Select all lines in the records that include "haben".

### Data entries
===

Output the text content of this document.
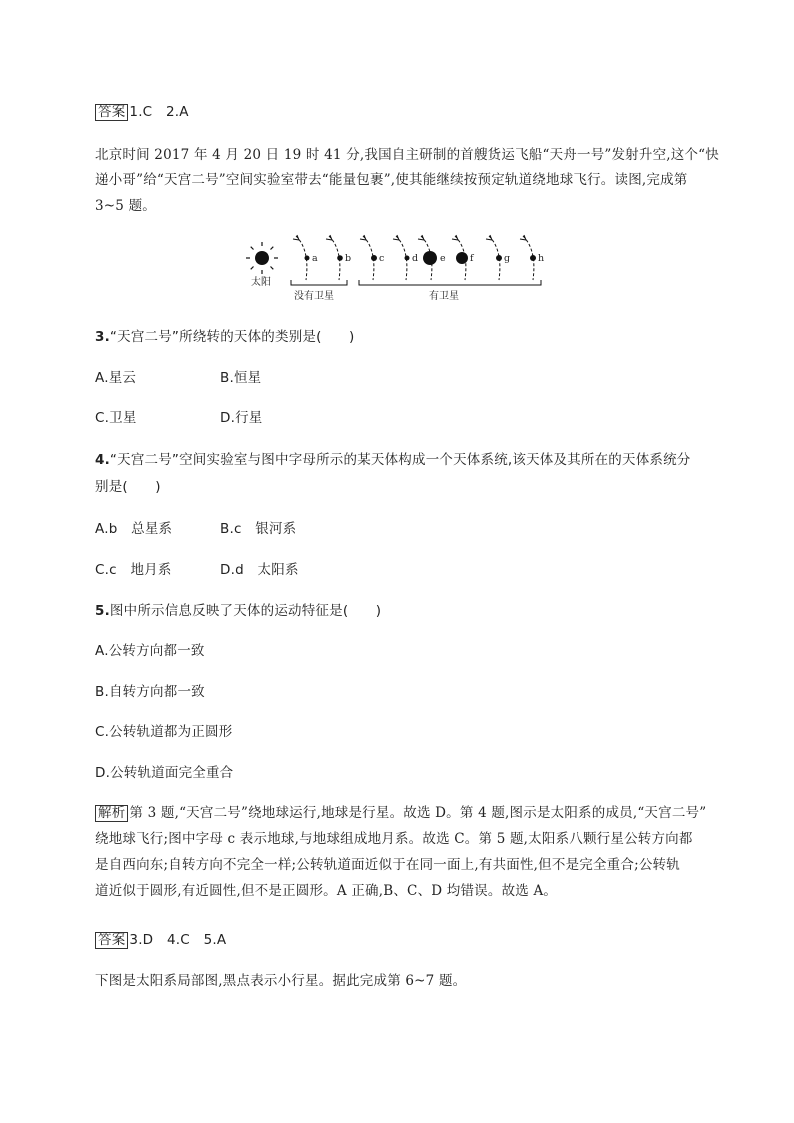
答案 1.C　2.A
北京时间 2017 年 4 月 20 日 19 时 41 分,我国自主研制的首艘货运飞船“天舟一号”发射升空,这个“快
递小哥”给“天宫二号”空间实验室带去“能量包裹”,使其能继续按预定轨道绕地球飞行。读图,完成第
3~5 题。
太阳
a	b	c	d e	f	g	h
没有卫星	有卫星
3.“天宫二号”所绕转的天体的类别是(　　)
A.星云	B.恒星
C.卫星	D.行星
4.“天宫二号”空间实验室与图中字母所示的某天体构成一个天体系统,该天体及其所在的天体系统分
别是(　　)
A.b　总星系	B.c　银河系
C.c　地月系	D.d　太阳系
5.图中所示信息反映了天体的运动特征是(　　)
A.公转方向都一致
B.自转方向都一致
C.公转轨道都为正圆形
D.公转轨道面完全重合
解析 第 3 题,“天宫二号”绕地球运行,地球是行星。故选 D。第 4 题,图示是太阳系的成员,“天宫二号”
绕地球飞行;图中字母 c 表示地球,与地球组成地月系。故选 C。第 5 题,太阳系八颗行星公转方向都
是自西向东;自转方向不完全一样;公转轨道面近似于在同一面上,有共面性,但不是完全重合;公转轨
道近似于圆形,有近圆性,但不是正圆形。A 正确,B、C、D 均错误。故选 A。
答案 3.D　4.C　5.A
下图是太阳系局部图,黑点表示小行星。据此完成第 6~7 题。
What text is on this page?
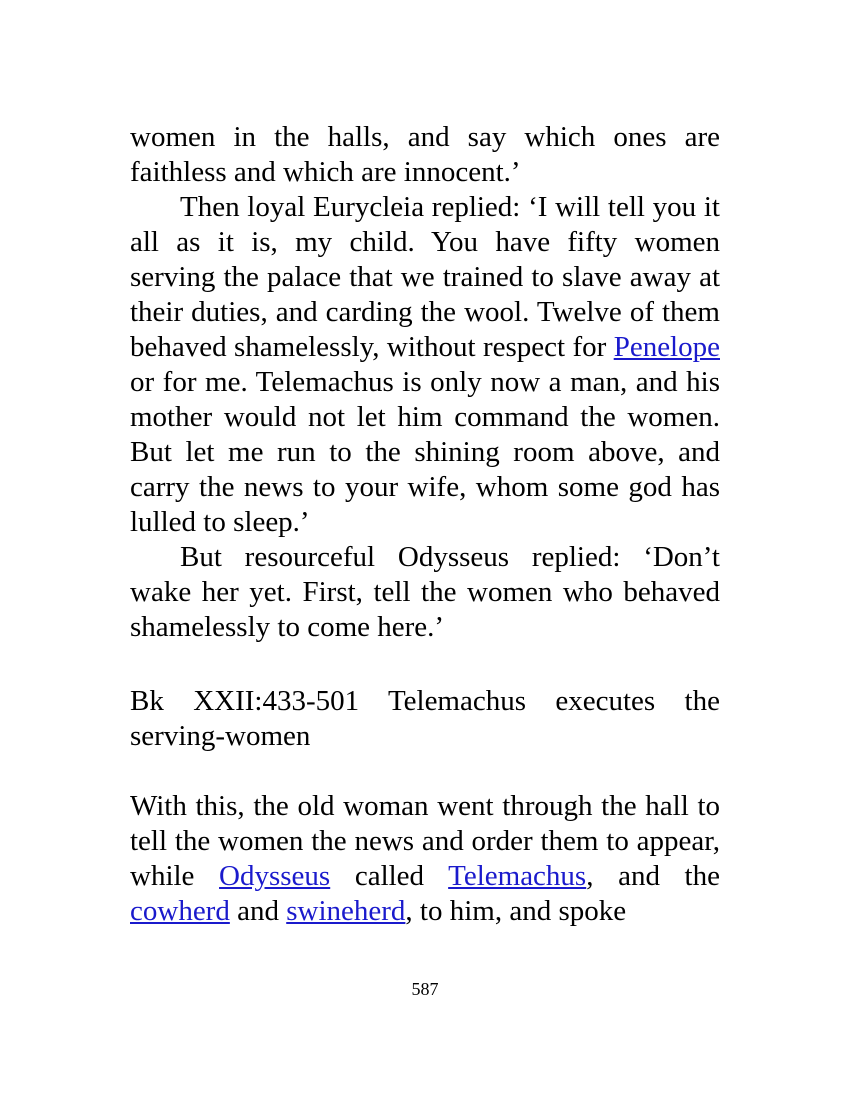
women in the halls, and say which ones are faithless and which are innocent.’

Then loyal Eurycleia replied: ‘I will tell you it all as it is, my child. You have fifty women serving the palace that we trained to slave away at their duties, and carding the wool. Twelve of them behaved shamelessly, without respect for Penelope or for me. Telemachus is only now a man, and his mother would not let him command the women. But let me run to the shining room above, and carry the news to your wife, whom some god has lulled to sleep.’

But resourceful Odysseus replied: ‘Don’t wake her yet. First, tell the women who behaved shamelessly to come here.’

Bk XXII:433-501 Telemachus executes the serving-women
With this, the old woman went through the hall to tell the women the news and order them to appear, while Odysseus called Telemachus, and the cowherd and swineherd, to him, and spoke
587
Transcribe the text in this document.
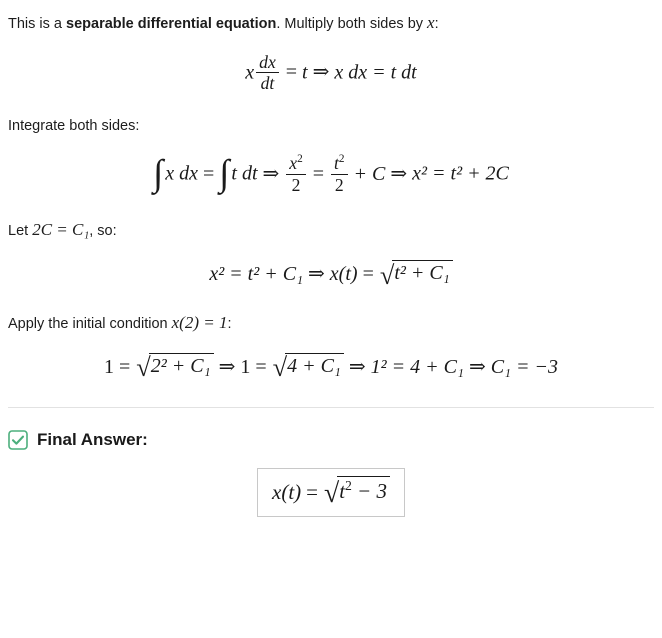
This is a separable differential equation. Multiply both sides by x:

x $\frac{dx}{dt} = t$ ⇒ x dx = t dt

Integrate both sides:

∫ x dx = ∫ t dt ⇒ $\frac{x^2}{2} = \frac{t^2}{2} + C$ ⇒ x² = t² + 2C

Let 2C = C₁, so:

x² = t² + C₁ ⇒ x(t) = √t² + C₁

Apply the initial condition x(2) = 1:

1 = √2² + C₁ ⇒ 1 = √4 + C₁ ⇒ 1² = 4 + C₁ ⇒ C₁ = −3
Final Answer:
$x(t) = √t^2 - 3$
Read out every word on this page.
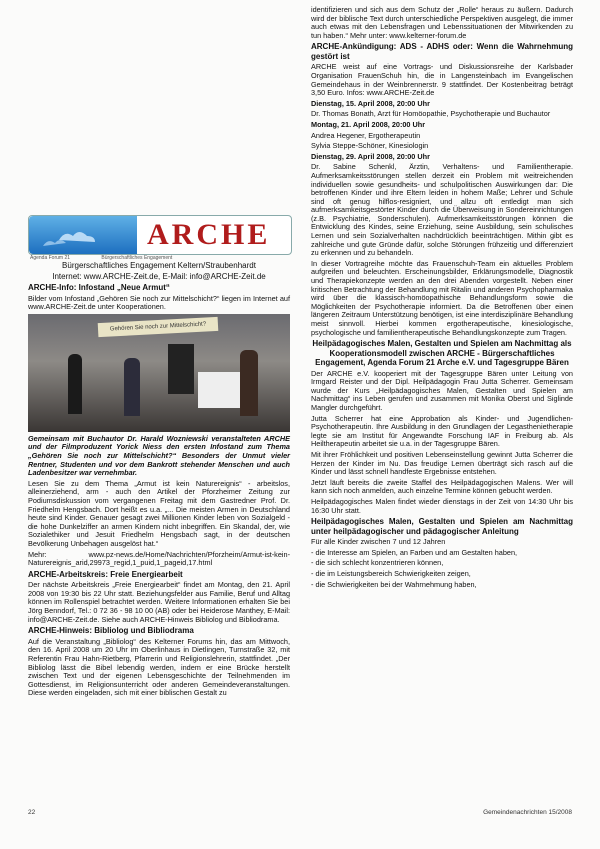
ARCHE
Agenda Forum 21	Bürgerschaftliches Engagement

Bürgerschaftliches Engagement Keltern/Straubenhardt

Internet: www.ARCHE-Zeit.de, E-Mail: info@ARCHE-Zeit.de

ARCHE-Info: Infostand „Neue Armut“

Bilder vom Infostand „Gehören Sie noch zur Mittelschicht?“ liegen im Internet auf www.ARCHE-Zeit.de unter Kooperationen.

Gehören Sie noch zur Mittelschicht?

Gemeinsam mit Buchautor Dr. Harald Wozniewski veranstalteten ARCHE und der Filmproduzent Yorick Niess den ersten Infostand zum Thema „Gehören Sie noch zur Mittelschicht?“ Besonders der Unmut vieler Rentner, Studenten und vor dem Bankrott stehender Menschen und auch Ladenbesitzer war vernehmbar.

Lesen Sie zu dem Thema „Armut ist kein Naturereignis“ - arbeitslos, alleinerziehend, arm - auch den Artikel der Pforzheimer Zeitung zur Podiumsdiskussion vom vergangenen Freitag mit dem Gastredner Prof. Dr. Friedhelm Hengsbach. Dort heißt es u.a. „... Die meisten Armen in Deutschland heute sind Kinder. Genauer gesagt zwei Millionen Kinder leben von Sozialgeld - die hohe Dunkelziffer an armen Kindern nicht inbegriffen. Ein Skandal, der, wie Sozialethiker und Jesuit Friedhelm Hengsbach sagt, in der deutschen Bevölkerung Unbehagen ausgelöst hat.“

Mehr: www.pz-news.de/Home/Nachrichten/Pforzheim/Armut-ist-kein-Naturereignis_arid,29973_regid,1_puid,1_pageid,17.html

ARCHE-Arbeitskreis: Freie Energiearbeit

Der nächste Arbeitskreis „Freie Energiearbeit“ findet am Montag, den 21. April 2008 von 19:30 bis 22 Uhr statt. Beziehungsfelder aus Familie, Beruf und Alltag können im Rollenspiel betrachtet werden. Weitere Informationen erhalten Sie bei Jörg Benndorf, Tel.: 0 72 36 - 98 10 00 (AB) oder bei Heiderose Manthey, E-Mail: info@ARCHE-Zeit.de. Siehe auch ARCHE-Hinweis Bibliolog und Bibliodrama.

ARCHE-Hinweis: Bibliolog und Bibliodrama

Auf die Veranstaltung „Bibliolog“ des Kelterner Forums hin, das am Mittwoch, den 16. April 2008 um 20 Uhr im Oberlinhaus in Dietlingen, Turnstraße 32, mit Referentin Frau Hahn-Rietberg, Pfarrerin und Religionslehrerin, stattfindet. „Der Bibliolog lässt die Bibel lebendig werden, indem er eine Brücke herstellt zwischen Text und der eigenen Lebensgeschichte der Teilnehmenden im Gottesdienst, im Religionsunterricht oder anderen Gemeindeveranstaltungen. Diese werden eingeladen, sich mit einer biblischen Gestalt zu

identifizieren und sich aus dem Schutz der „Rolle“ heraus zu äußern. Dadurch wird der biblische Text durch unterschiedliche Perspektiven ausgelegt, die immer auch etwas mit den Lebensfragen und Lebenssituationen der Mitwirkenden zu tun haben.“ Mehr unter: www.kelterner-forum.de

ARCHE-Ankündigung: ADS - ADHS oder: Wenn die Wahrnehmung gestört ist

ARCHE weist auf eine Vortrags- und Diskussionsreihe der Karlsbader Organisation FrauenSchuh hin, die in Langensteinbach im Evangelischen Gemeindehaus in der Weinbrennerstr. 9 stattfindet. Der Kostenbeitrag beträgt 3,50 Euro. Infos: www.ARCHE-Zeit.de

Dienstag, 15. April 2008, 20:00 Uhr

Dr. Thomas Bonath, Arzt für Homöopathie, Psychotherapie und Buchautor

Montag, 21. April 2008, 20:00 Uhr

Andrea Hegener, Ergotherapeutin

Sylvia Steppe-Schöner, Kinesiologin

Dienstag, 29. April 2008, 20:00 Uhr

Dr. Sabine Schenkl, Ärztin, Verhaltens- und Familientherapie. Aufmerksamkeitsstörungen stellen derzeit ein Problem mit weitreichenden individuellen sowie gesundheits- und schulpolitischen Auswirkungen dar: Die betroffenen Kinder und ihre Eltern leiden in hohem Maße; Lehrer und Schule sind oft genug hilflos-resigniert, und allzu oft entledigt man sich aufmerksamkeitsgestörter Kinder durch die Überweisung in Sondereinrichtungen (z.B. Psychiatrie, Sonderschulen). Aufmerksamkeitsstörungen können die Entwicklung des Kindes, seine Erziehung, seine Ausbildung, sein schulisches Lernen und sein Sozialverhalten nachdrücklich beeinträchtigen. Mithin gibt es zahlreiche und gute Gründe dafür, solche Störungen frühzeitig und differenziert zu erkennen und zu behandeln.

In dieser Vortragreihe möchte das Frauenschuh-Team ein aktuelles Problem aufgreifen und beleuchten. Erscheinungsbilder, Erklärungsmodelle, Diagnostik und Therapiekonzepte werden an den drei Abenden vorgestellt. Neben einer kritischen Betrachtung der Behandlung mit Ritalin und anderen Psychopharmaka wird über die klassisch-homöopathische Behandlungsform sowie die Möglichkeiten der Psychotherapie informiert. Da die Betroffenen über einen längeren Zeitraum Unterstützung benötigen, ist eine interdisziplinäre Behandlung meist sinnvoll. Hierbei kommen ergotherapeutische, kinesiologische, psychologische und familientherapeutische Behandlungskonzepte zum Tragen.

Heilpädagogisches Malen, Gestalten und Spielen am Nachmittag als Kooperationsmodell zwischen ARCHE - Bürgerschaftliches Engagement, Agenda Forum 21 Arche e.V. und Tagesgruppe Bären

Der ARCHE e.V. kooperiert mit der Tagesgruppe Bären unter Leitung von Irmgard Reister und der Dipl. Heilpädagogin Frau Jutta Scherrer. Gemeinsam wurde der Kurs „Heilpädagogisches Malen, Gestalten und Spielen am Nachmittag“ ins Leben gerufen und zusammen mit Monika Oberst und Siglinde Mangler durchgeführt.

Jutta Scherrer hat eine Approbation als Kinder- und Jugendlichen-Psychotherapeutin. Ihre Ausbildung in den Grundlagen der Legasthenietherapie legte sie am Institut für Angewandte Forschung IAF in Freiburg ab. Als Heiltherapeutin arbeitet sie u.a. in der Tagesgruppe Bären.

Mit ihrer Fröhlichkeit und positiven Lebenseinstellung gewinnt Jutta Scherrer die Herzen der Kinder im Nu. Das freudige Lernen überträgt sich rasch auf die Kinder und lässt schnell handfeste Ergebnisse entstehen.

Jetzt läuft bereits die zweite Staffel des Heilpädagogischen Malens. Wer will kann sich noch anmelden, auch einzelne Termine können gebucht werden.

Heilpädagogisches Malen findet wieder dienstags in der Zeit von 14:30 Uhr bis 16:30 Uhr statt.

Heilpädagogisches Malen, Gestalten und Spielen am Nachmittag unter heilpädagogischer und pädagogischer Anleitung

Für alle Kinder zwischen 7 und 12 Jahren

- die Interesse am Spielen, an Farben und am Gestalten haben,

- die sich schlecht konzentrieren können,

- die im Leistungsbereich Schwierigkeiten zeigen,

- die Schwierigkeiten bei der Wahrnehmung haben,

22	Gemeindenachrichten 15/2008
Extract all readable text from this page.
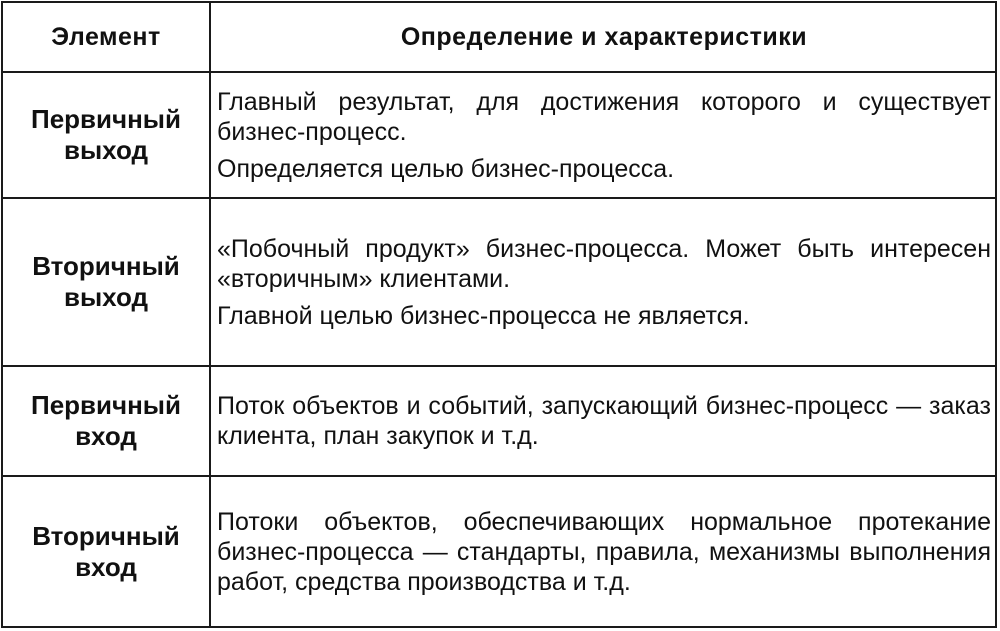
Элемент	Определение и характеристики
Первичный выход

Главный результат, для достижения которого и существует бизнес-процесс.

Определяется целью бизнес-процесса.

Вторичный выход

«Побочный продукт» бизнес-процесса. Может быть интересен «вторичным» клиентами.

Главной целью бизнес-процесса не является.

Первичный вход

Поток объектов и событий, запускающий бизнес-процесс — заказ клиента, план закупок и т.д.

Вторичный вход

Потоки объектов, обеспечивающих нормальное протекание бизнес-процесса — стандарты, правила, механизмы выполнения работ, средства производства и т.д.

===

### Task result
identifizieren und sich aus dem Schutz der „Rolle“ heraus zu äußern. Dadurch wird der biblische Text durch unterschiedliche Perspektiven ausgelegt, die immer auch etwas mit den Lebensfragen und Lebenssituationen der Mitwirkenden zu tun haben.“ Mehr unter: www.kelterner-forum.de
- die Interesse am Spielen, an Farben und am Gestalten haben,
- die Schwierigkeiten bei der Wahrnehmung haben,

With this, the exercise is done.